Instructions to follow
Note each line where "from" appears, and copy it.

Dataset records
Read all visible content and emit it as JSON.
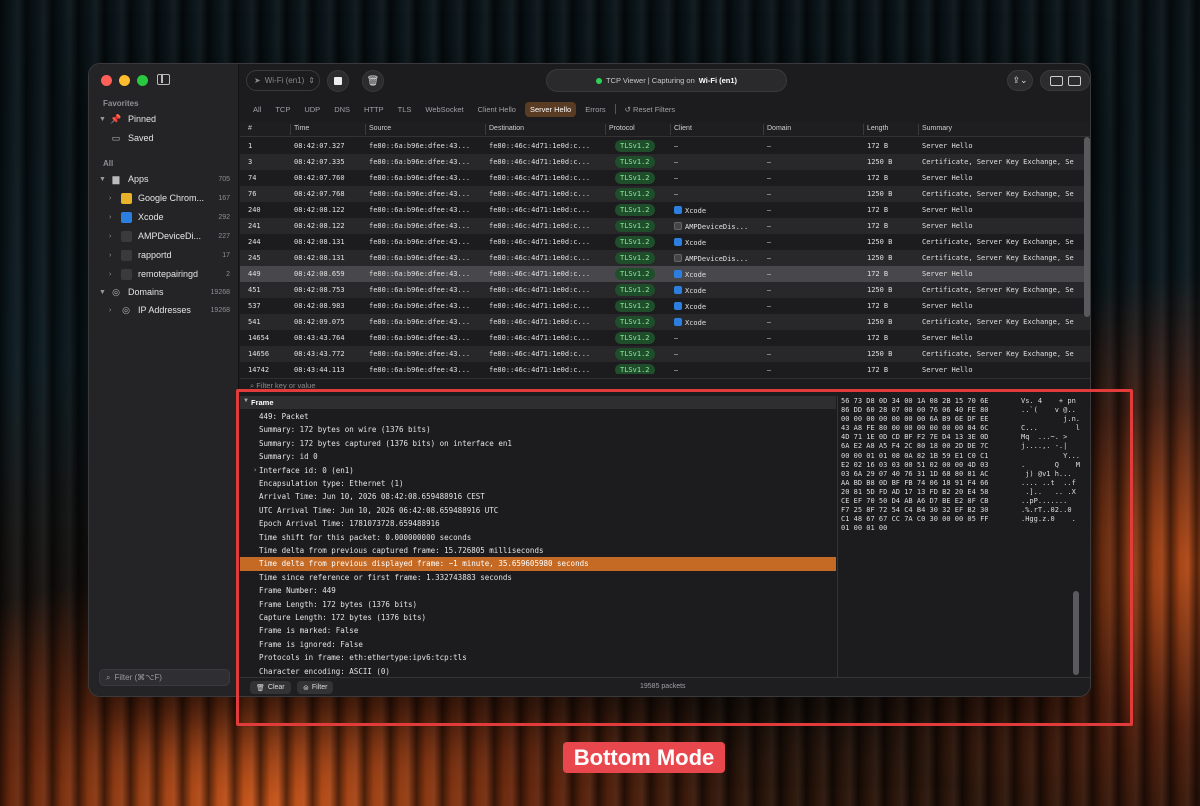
{
  "sidebar": {
    "favorites_heading": "Favorites",
    "pinned": "Pinned",
    "saved": "Saved",
    "all_heading": "All",
    "apps": {
      "label": "Apps",
      "count": "705"
    },
    "app_items": [
      {
        "label": "Google Chrom...",
        "count": "167",
        "color": "#e8b32a"
      },
      {
        "label": "Xcode",
        "count": "292",
        "color": "#2a7fe0"
      },
      {
        "label": "AMPDeviceDi...",
        "count": "227",
        "color": "#3a3a3a"
      },
      {
        "label": "rapportd",
        "count": "17",
        "color": "#3a3a3a"
      },
      {
        "label": "remotepairingd",
        "count": "2",
        "color": "#3a3a3a"
      }
    ],
    "domains": {
      "label": "Domains",
      "count": "19268"
    },
    "ip": {
      "label": "IP Addresses",
      "count": "19268"
    },
    "filter_placeholder": "Filter (⌘⌥F)"
  },
  "toolbar": {
    "interface": "Wi-Fi (en1)",
    "status_prefix": "TCP Viewer | Capturing on",
    "status_iface": "Wi-Fi (en1)"
  },
  "tabs": [
    "All",
    "TCP",
    "UDP",
    "DNS",
    "HTTP",
    "TLS",
    "WebSocket",
    "Client Hello",
    "Server Hello",
    "Errors"
  ],
  "reset_filters": "Reset Filters",
  "table": {
    "headers": [
      "#",
      "Time",
      "Source",
      "Destination",
      "Protocol",
      "Client",
      "Domain",
      "Length",
      "Summary"
    ],
    "rows": [
      {
        "n": "1",
        "time": "08:42:07.327",
        "src": "fe80::6a:b96e:dfee:43...",
        "dst": "fe80::46c:4d71:1e0d:c...",
        "proto": "TLSv1.2",
        "client": "–",
        "client_icon": "",
        "domain": "–",
        "len": "172 B",
        "summary": "Server Hello"
      },
      {
        "n": "3",
        "time": "08:42:07.335",
        "src": "fe80::6a:b96e:dfee:43...",
        "dst": "fe80::46c:4d71:1e0d:c...",
        "proto": "TLSv1.2",
        "client": "–",
        "client_icon": "",
        "domain": "–",
        "len": "1250 B",
        "summary": "Certificate, Server Key Exchange, Se"
      },
      {
        "n": "74",
        "time": "08:42:07.760",
        "src": "fe80::6a:b96e:dfee:43...",
        "dst": "fe80::46c:4d71:1e0d:c...",
        "proto": "TLSv1.2",
        "client": "–",
        "client_icon": "",
        "domain": "–",
        "len": "172 B",
        "summary": "Server Hello"
      },
      {
        "n": "76",
        "time": "08:42:07.768",
        "src": "fe80::6a:b96e:dfee:43...",
        "dst": "fe80::46c:4d71:1e0d:c...",
        "proto": "TLSv1.2",
        "client": "–",
        "client_icon": "",
        "domain": "–",
        "len": "1250 B",
        "summary": "Certificate, Server Key Exchange, Se"
      },
      {
        "n": "240",
        "time": "08:42:08.122",
        "src": "fe80::6a:b96e:dfee:43...",
        "dst": "fe80::46c:4d71:1e0d:c...",
        "proto": "TLSv1.2",
        "client": "Xcode",
        "client_icon": "xc",
        "domain": "–",
        "len": "172 B",
        "summary": "Server Hello"
      },
      {
        "n": "241",
        "time": "08:42:08.122",
        "src": "fe80::6a:b96e:dfee:43...",
        "dst": "fe80::46c:4d71:1e0d:c...",
        "proto": "TLSv1.2",
        "client": "AMPDeviceDis...",
        "client_icon": "amp",
        "domain": "–",
        "len": "172 B",
        "summary": "Server Hello"
      },
      {
        "n": "244",
        "time": "08:42:08.131",
        "src": "fe80::6a:b96e:dfee:43...",
        "dst": "fe80::46c:4d71:1e0d:c...",
        "proto": "TLSv1.2",
        "client": "Xcode",
        "client_icon": "xc",
        "domain": "–",
        "len": "1250 B",
        "summary": "Certificate, Server Key Exchange, Se"
      },
      {
        "n": "245",
        "time": "08:42:08.131",
        "src": "fe80::6a:b96e:dfee:43...",
        "dst": "fe80::46c:4d71:1e0d:c...",
        "proto": "TLSv1.2",
        "client": "AMPDeviceDis...",
        "client_icon": "amp",
        "domain": "–",
        "len": "1250 B",
        "summary": "Certificate, Server Key Exchange, Se"
      },
      {
        "n": "449",
        "time": "08:42:08.659",
        "src": "fe80::6a:b96e:dfee:43...",
        "dst": "fe80::46c:4d71:1e0d:c...",
        "proto": "TLSv1.2",
        "client": "Xcode",
        "client_icon": "xc",
        "domain": "–",
        "len": "172 B",
        "summary": "Server Hello"
      },
      {
        "n": "451",
        "time": "08:42:08.753",
        "src": "fe80::6a:b96e:dfee:43...",
        "dst": "fe80::46c:4d71:1e0d:c...",
        "proto": "TLSv1.2",
        "client": "Xcode",
        "client_icon": "xc",
        "domain": "–",
        "len": "1250 B",
        "summary": "Certificate, Server Key Exchange, Se"
      },
      {
        "n": "537",
        "time": "08:42:08.983",
        "src": "fe80::6a:b96e:dfee:43...",
        "dst": "fe80::46c:4d71:1e0d:c...",
        "proto": "TLSv1.2",
        "client": "Xcode",
        "client_icon": "xc",
        "domain": "–",
        "len": "172 B",
        "summary": "Server Hello"
      },
      {
        "n": "541",
        "time": "08:42:09.075",
        "src": "fe80::6a:b96e:dfee:43...",
        "dst": "fe80::46c:4d71:1e0d:c...",
        "proto": "TLSv1.2",
        "client": "Xcode",
        "client_icon": "xc",
        "domain": "–",
        "len": "1250 B",
        "summary": "Certificate, Server Key Exchange, Se"
      },
      {
        "n": "14654",
        "time": "08:43:43.764",
        "src": "fe80::6a:b96e:dfee:43...",
        "dst": "fe80::46c:4d71:1e0d:c...",
        "proto": "TLSv1.2",
        "client": "–",
        "client_icon": "",
        "domain": "–",
        "len": "172 B",
        "summary": "Server Hello"
      },
      {
        "n": "14656",
        "time": "08:43:43.772",
        "src": "fe80::6a:b96e:dfee:43...",
        "dst": "fe80::46c:4d71:1e0d:c...",
        "proto": "TLSv1.2",
        "client": "–",
        "client_icon": "",
        "domain": "–",
        "len": "1250 B",
        "summary": "Certificate, Server Key Exchange, Se"
      },
      {
        "n": "14742",
        "time": "08:43:44.113",
        "src": "fe80::6a:b96e:dfee:43...",
        "dst": "fe80::46c:4d71:1e0d:c...",
        "proto": "TLSv1.2",
        "client": "–",
        "client_icon": "",
        "domain": "–",
        "len": "172 B",
        "summary": "Server Hello"
      }
    ]
  },
  "filter_key_placeholder": "Filter key or value",
  "detail": {
    "frame_label": "Frame",
    "lines": [
      "449: Packet",
      "Summary: 172 bytes on wire (1376 bits)",
      "Summary: 172 bytes captured (1376 bits) on interface en1",
      "Summary: id 0",
      "Interface id: 0 (en1)",
      "Encapsulation type: Ethernet (1)",
      "Arrival Time: Jun 10, 2026 08:42:08.659488916 CEST",
      "UTC Arrival Time: Jun 10, 2026 06:42:08.659488916 UTC",
      "Epoch Arrival Time: 1781073728.659488916",
      "Time shift for this packet: 0.000000000 seconds",
      "Time delta from previous captured frame: 15.726805 milliseconds",
      "Time delta from previous displayed frame: −1 minute, 35.659605980 seconds",
      "Time since reference or first frame: 1.332743883 seconds",
      "Frame Number: 449",
      "Frame Length: 172 bytes (1376 bits)",
      "Capture Length: 172 bytes (1376 bits)",
      "Frame is marked: False",
      "Frame is ignored: False",
      "Protocols in frame: eth:ethertype:ipv6:tcp:tls",
      "Character encoding: ASCII (0)"
    ]
  },
  "hex": {
    "bytes": "56 73 D8 0D 34 00 1A 08 2B 15 70 6E\n86 DD 60 28 07 00 00 76 06 40 FE 80\n00 00 00 00 00 00 00 6A B9 6E DF EE\n43 A8 FE 80 00 00 00 00 00 00 04 6C\n4D 71 1E 0D CD BF F2 7E D4 13 3E 0D\n6A E2 A8 A5 F4 2C 80 18 00 2D DE 7C\n00 00 01 01 08 0A 82 1B 59 E1 C0 C1\nE2 02 16 03 03 00 51 02 00 00 4D 03\n03 6A 29 07 40 76 31 1D 68 80 81 AC\nAA BD B8 0D BF FB 74 06 18 91 F4 66\n20 81 5D FD AD 17 13 FD B2 20 E4 58\nCE EF 70 50 D4 AB A6 D7 BE E2 8F CB\nF7 25 8F 72 54 C4 B4 30 32 EF B2 30\nC1 48 67 67 CC 7A C0 30 00 00 05 FF\n01 00 01 00",
    "ascii": "Vs. 4    + pn\n..`(    v @..\n          j.n..\nC...         l\nMq  ...~. >\nj....,. -.|\n          Y...\n.       Q    M\n j) @v1 h...\n.... ..t  ..f\n .]..   .. .X\n..pP.......\n.%.rT..02..0\n.Hgg.z.0    .\n"
  },
  "bottom": {
    "clear": "Clear",
    "filter": "Filter",
    "packets": "19585 packets"
  },
  "annotation": "Bottom Mode"
}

Full answer
      "Time delta from previous captured frame: 15.726805 milliseconds",
      "Time delta from previous displayed frame: −1 minute, 35.659605980 seconds",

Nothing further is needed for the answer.